### Do this
Set down all of the data that follows word for word, without the images.
▶
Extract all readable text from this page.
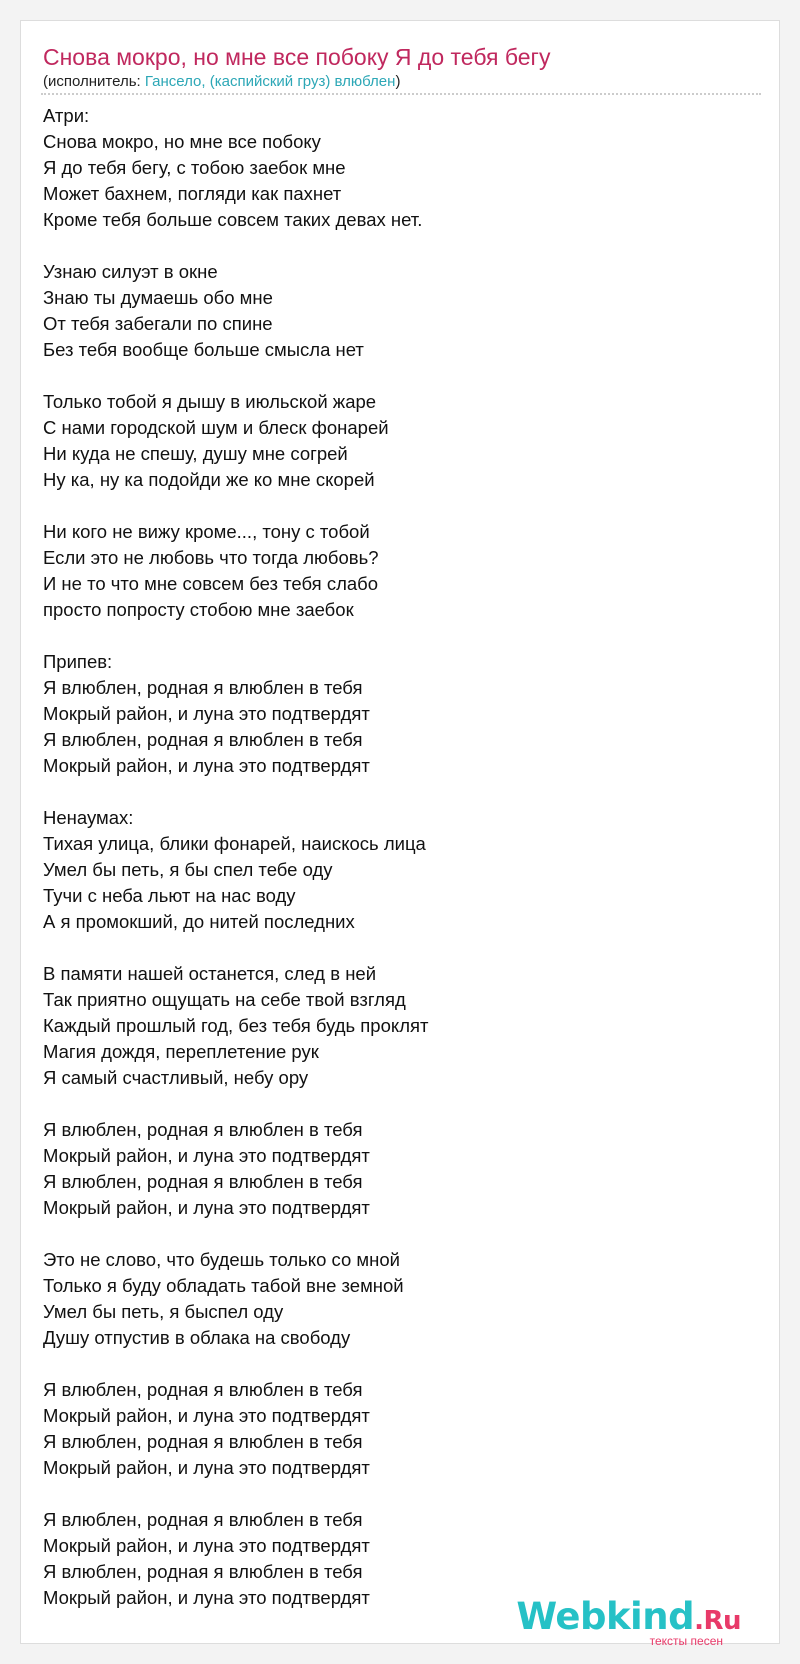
Снова мокро, но мне все побоку Я до тебя бегу
(исполнитель: Гансело, (каспийский груз) влюблен)
Атри:
Снова мокро, но мне все побоку
Я до тебя бегу, с тобою заебок мне
Может бахнем, погляди как пахнет
Кроме тебя больше совсем таких девах нет.
Узнаю силуэт в окне
Знаю ты думаешь обо мне
От тебя забегали по спине
Без тебя вообще больше смысла нет
Только тобой я дышу в июльской жаре
С нами городской шум и блеск фонарей
Ни куда не спешу, душу мне согрей
Ну ка, ну ка подойди же ко мне скорей
Ни кого не вижу кроме..., тону с тобой
Если это не любовь что тогда любовь?
И не то что мне совсем без тебя слабо
просто попросту стобою мне заебок
Припев:
Я влюблен, родная я влюблен в тебя
Мокрый район, и луна это подтвердят
Я влюблен, родная я влюблен в тебя
Мокрый район, и луна это подтвердят
Ненаумах:
Тихая улица, блики фонарей, наискось лица
Умел бы петь, я бы спел тебе оду
Тучи с неба льют на нас воду
А я промокший, до нитей последних
В памяти нашей останется, след в ней
Так приятно ощущать на себе твой взгляд
Каждый прошлый год, без тебя будь проклят
Магия дождя, переплетение рук
Я самый счастливый, небу ору
Я влюблен, родная я влюблен в тебя
Мокрый район, и луна это подтвердят
Я влюблен, родная я влюблен в тебя
Мокрый район, и луна это подтвердят
Это не слово, что будешь только со мной
Только я буду обладать табой вне земной
Умел бы петь, я быспел оду
Душу отпустив в облака на свободу
Я влюблен, родная я влюблен в тебя
Мокрый район, и луна это подтвердят
Я влюблен, родная я влюблен в тебя
Мокрый район, и луна это подтвердят
Я влюблен, родная я влюблен в тебя
Мокрый район, и луна это подтвердят
Я влюблен, родная я влюблен в тебя
Мокрый район, и луна это подтвердят	Webkind.Ru
тексты песен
◀
### Response to the task
Extract all readable text from this page.
Снова мокро, но мне все побоку Я до тебя бегу
(исполнитель: Гансело, (каспийский груз) влюблен)
Атри:
Снова мокро, но мне все побоку
Я до тебя бегу, с тобою заебок мне
Может бахнем, погляди как пахнет
Кроме тебя больше совсем таких девах нет.
Узнаю силуэт в окне
Знаю ты думаешь обо мне
От тебя забегали по спине
Без тебя вообще больше смысла нет
Только тобой я дышу в июльской жаре
С нами городской шум и блеск фонарей
Ни куда не спешу, душу мне согрей
Ну ка, ну ка подойди же ко мне скорей
Ни кого не вижу кроме..., тону с тобой
Если это не любовь что тогда любовь?
И не то что мне совсем без тебя слабо
просто попросту стобою мне заебок
Припев:
Я влюблен, родная я влюблен в тебя
Мокрый район, и луна это подтвердят
Я влюблен, родная я влюблен в тебя
Мокрый район, и луна это подтвердят
Ненаумах:
Тихая улица, блики фонарей, наискось лица
Умел бы петь, я бы спел тебе оду
Тучи с неба льют на нас воду
А я промокший, до нитей последних
В памяти нашей останется, след в ней
Так приятно ощущать на себе твой взгляд
Каждый прошлый год, без тебя будь проклят
Магия дождя, переплетение рук
Я самый счастливый, небу ору
Я влюблен, родная я влюблен в тебя
Мокрый район, и луна это подтвердят
Я влюблен, родная я влюблен в тебя
Мокрый район, и луна это подтвердят
Это не слово, что будешь только со мной
Только я буду обладать табой вне земной
Умел бы петь, я быспел оду
Душу отпустив в облака на свободу
Я влюблен, родная я влюблен в тебя
Мокрый район, и луна это подтвердят
Я влюблен, родная я влюблен в тебя
Мокрый район, и луна это подтвердят
Я влюблен, родная я влюблен в тебя
Мокрый район, и луна это подтвердят
Я влюблен, родная я влюблен в тебя
Мокрый район, и луна это подтвердят	Webkind.Ru
тексты песен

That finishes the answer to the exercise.